TASK GOAL> Copy out every line of the records below word for word, leaving out the pictures.

= = = = = = =

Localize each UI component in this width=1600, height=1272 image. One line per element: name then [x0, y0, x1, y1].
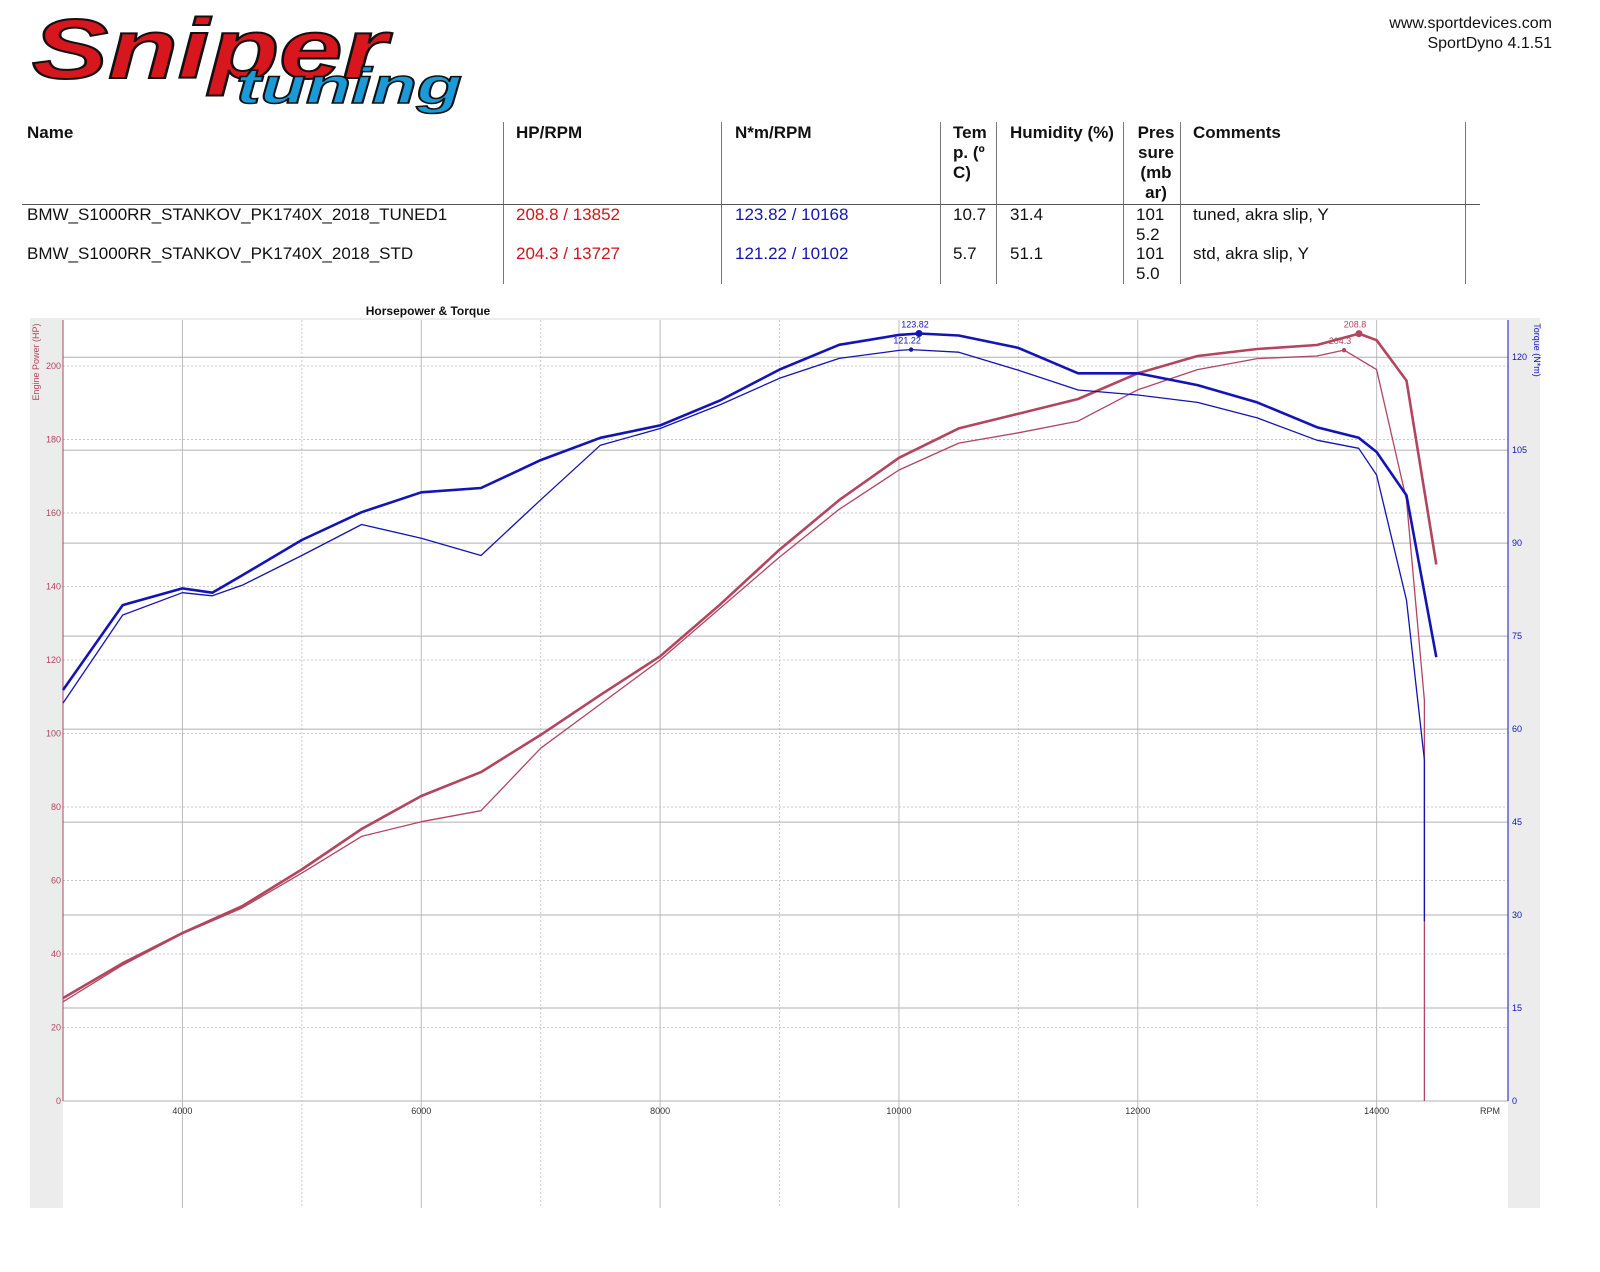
peak-marker: [908, 347, 914, 352]
y2-axis-label: Torque (N*m): [1532, 323, 1542, 377]
column-border: [721, 122, 722, 284]
column-border: [1123, 122, 1124, 284]
results-table: Name HP/RPM N*m/RPM Temp. (ºC) Humidity (%) P…: [0, 0, 1600, 290]
table-cell: tuned, akra slip, Y: [1193, 205, 1329, 224]
column-header: Humidity (%): [1010, 123, 1114, 142]
x-tick-label: 12000: [1125, 1106, 1150, 1116]
y-tick-label: 160: [46, 508, 61, 518]
y-axis-label: Engine Power (HP): [31, 323, 41, 400]
y-tick-label: 80: [51, 802, 61, 812]
line-series: [61, 332, 1438, 691]
header-rule: [22, 204, 1480, 205]
x-axis-label: RPM: [1480, 1106, 1500, 1116]
column-header: HP/RPM: [516, 123, 583, 142]
x-tick-label: 4000: [172, 1106, 192, 1116]
site: www.sportdevices.com: [1389, 15, 1552, 32]
peak-marker: [1341, 347, 1347, 353]
y-tick-label: 20: [51, 1022, 61, 1032]
peak-label: 204.3: [1329, 336, 1352, 346]
y-tick-label: 100: [46, 728, 61, 738]
table-cell: 1015.2: [1136, 205, 1165, 244]
logo-brand: Sniper: [32, 2, 393, 96]
table-cell: BMW_S1000RR_STANKOV_PK1740X_2018_TUNED1: [27, 205, 448, 224]
table-cell: 121.22 / 10102: [735, 244, 849, 263]
y2-tick-label: 15: [1512, 1003, 1522, 1013]
plot-area: [63, 320, 1508, 1208]
column-border: [503, 122, 504, 284]
x-tick-label: 10000: [886, 1106, 911, 1116]
chart-title: Horsepower & Torque: [366, 304, 491, 318]
y2-tick-label: 75: [1512, 631, 1522, 641]
y2-tick-label: 120: [1512, 352, 1527, 362]
column-border: [996, 122, 997, 284]
x-tick-label: 14000: [1364, 1106, 1389, 1116]
y2-tick-label: 30: [1512, 910, 1522, 920]
table-cell: 123.82 / 10168: [735, 205, 849, 224]
column-header: Comments: [1193, 123, 1281, 142]
y2-tick-label: 0: [1512, 1096, 1517, 1106]
y-tick-label: 180: [46, 434, 61, 444]
x-tick-label: 6000: [411, 1106, 431, 1116]
table-cell: 10.7: [953, 205, 987, 224]
peak-label: 121.22: [893, 336, 921, 346]
table-cell: 208.8 / 13852: [516, 205, 620, 224]
y-tick-label: 40: [51, 949, 61, 959]
line-series: [62, 332, 1438, 1000]
peak-marker: [915, 330, 923, 338]
column-border: [940, 122, 941, 284]
column-border: [1465, 122, 1466, 284]
y-tick-label: 60: [51, 875, 61, 885]
peak-label: 123.82: [901, 320, 929, 330]
y-tick-label: 140: [46, 581, 61, 591]
peak-marker: [1355, 330, 1363, 338]
logo: Sniper tuning: [31, 1, 463, 115]
logo-sub: tuning: [236, 58, 462, 114]
table-cell: 5.7: [953, 244, 977, 263]
table-cell: BMW_S1000RR_STANKOV_PK1740X_2018_STD: [27, 244, 414, 263]
x-tick-label: 8000: [650, 1106, 670, 1116]
column-header: N*m/RPM: [735, 123, 812, 142]
table-cell: 1015.0: [1136, 244, 1165, 283]
table-cell: 204.3 / 13727: [516, 244, 620, 263]
column-header: Pressure (mbar): [1137, 123, 1175, 202]
y2-tick-label: 105: [1512, 445, 1527, 455]
y-tick-label: 200: [46, 361, 61, 371]
table-cell: 51.1: [1010, 244, 1044, 263]
y2-tick-label: 60: [1512, 724, 1522, 734]
y-tick-label: 0: [56, 1096, 61, 1106]
column-border: [1180, 122, 1181, 284]
chart: 4000 6000 8000 10000 12000 14000 0 20 40 60 80 100 1…: [30, 304, 1542, 1208]
y2-tick-label: 90: [1512, 538, 1522, 548]
column-header: Temp. (ºC): [953, 123, 987, 182]
line-series: [62, 349, 1426, 1101]
table-cell: 31.4: [1010, 205, 1044, 224]
peak-label: 208.8: [1344, 320, 1367, 330]
y2-tick-label: 45: [1512, 817, 1522, 827]
y-tick-label: 120: [46, 655, 61, 665]
line-series: [62, 348, 1426, 922]
column-header: Name: [27, 123, 74, 142]
software: SportDyno 4.1.51: [1427, 35, 1552, 52]
table-cell: std, akra slip, Y: [1193, 244, 1309, 263]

= = = = = = =

FINISHED TASK>
Localize each UI component in this width=1600, height=1272 image. One line per element: name then [x0, y0, x1, y1].
peak-marker: [908, 347, 914, 352]
y2-axis-label: Torque (N*m): [1532, 323, 1542, 377]
column-border: [721, 122, 722, 284]
column-border: [1123, 122, 1124, 284]
results-table: Name HP/RPM N*m/RPM Temp. (ºC) Humidity (%) P…: [0, 0, 1600, 290]
table-cell: tuned, akra slip, Y: [1193, 205, 1329, 224]
column-header: Humidity (%): [1010, 123, 1114, 142]
x-tick-label: 12000: [1125, 1106, 1150, 1116]
y-tick-label: 160: [46, 508, 61, 518]
y-axis-label: Engine Power (HP): [31, 323, 41, 400]
y-tick-label: 80: [51, 802, 61, 812]
line-series: [61, 332, 1438, 691]
header-rule: [22, 204, 1480, 205]
x-axis-label: RPM: [1480, 1106, 1500, 1116]
column-header: HP/RPM: [516, 123, 583, 142]
x-tick-label: 4000: [172, 1106, 192, 1116]
site: www.sportdevices.com: [1389, 15, 1552, 32]
peak-marker: [1341, 347, 1347, 353]
y-tick-label: 20: [51, 1022, 61, 1032]
peak-label: 204.3: [1329, 336, 1352, 346]
y-tick-label: 100: [46, 728, 61, 738]
table-cell: 1015.2: [1136, 205, 1165, 244]
logo-brand: Sniper: [32, 2, 393, 96]
table-cell: BMW_S1000RR_STANKOV_PK1740X_2018_TUNED1: [27, 205, 448, 224]
table-cell: 121.22 / 10102: [735, 244, 849, 263]
y2-tick-label: 15: [1512, 1003, 1522, 1013]
plot-area: [63, 320, 1508, 1208]
column-border: [503, 122, 504, 284]
x-tick-label: 10000: [886, 1106, 911, 1116]
chart-title: Horsepower & Torque: [366, 304, 491, 318]
y2-tick-label: 75: [1512, 631, 1522, 641]
y2-tick-label: 120: [1512, 352, 1527, 362]
column-border: [996, 122, 997, 284]
x-tick-label: 14000: [1364, 1106, 1389, 1116]
y2-tick-label: 30: [1512, 910, 1522, 920]
table-cell: 123.82 / 10168: [735, 205, 849, 224]
column-header: Comments: [1193, 123, 1281, 142]
y2-tick-label: 0: [1512, 1096, 1517, 1106]
y-tick-label: 180: [46, 434, 61, 444]
x-tick-label: 6000: [411, 1106, 431, 1116]
table-cell: 10.7: [953, 205, 987, 224]
peak-label: 121.22: [893, 336, 921, 346]
table-cell: 208.8 / 13852: [516, 205, 620, 224]
y-tick-label: 40: [51, 949, 61, 959]
line-series: [62, 332, 1438, 1000]
peak-marker: [915, 330, 923, 338]
column-border: [940, 122, 941, 284]
column-border: [1465, 122, 1466, 284]
y-tick-label: 60: [51, 875, 61, 885]
peak-label: 123.82: [901, 320, 929, 330]
y-tick-label: 140: [46, 581, 61, 591]
peak-marker: [1355, 330, 1363, 338]
logo: Sniper tuning: [31, 1, 463, 115]
logo-sub: tuning: [236, 58, 462, 114]
table-cell: 5.7: [953, 244, 977, 263]
table-cell: BMW_S1000RR_STANKOV_PK1740X_2018_STD: [27, 244, 414, 263]
x-tick-label: 8000: [650, 1106, 670, 1116]
column-header: N*m/RPM: [735, 123, 812, 142]
table-cell: 1015.0: [1136, 244, 1165, 283]
table-cell: 204.3 / 13727: [516, 244, 620, 263]
column-header: Pressure (mbar): [1137, 123, 1175, 202]
y2-tick-label: 105: [1512, 445, 1527, 455]
y-tick-label: 200: [46, 361, 61, 371]
table-cell: 51.1: [1010, 244, 1044, 263]
y2-tick-label: 60: [1512, 724, 1522, 734]
y-tick-label: 0: [56, 1096, 61, 1106]
column-border: [1180, 122, 1181, 284]
chart: 4000 6000 8000 10000 12000 14000 0 20 40 60 80 100 1…: [30, 304, 1542, 1208]
y2-tick-label: 90: [1512, 538, 1522, 548]
column-header: Temp. (ºC): [953, 123, 987, 182]
line-series: [62, 349, 1426, 1101]
table-cell: 31.4: [1010, 205, 1044, 224]
peak-label: 208.8: [1344, 320, 1367, 330]
y2-tick-label: 45: [1512, 817, 1522, 827]
y-tick-label: 120: [46, 655, 61, 665]
line-series: [62, 348, 1426, 922]
column-header: Name: [27, 123, 74, 142]
software: SportDyno 4.1.51: [1427, 35, 1552, 52]
table-cell: std, akra slip, Y: [1193, 244, 1309, 263]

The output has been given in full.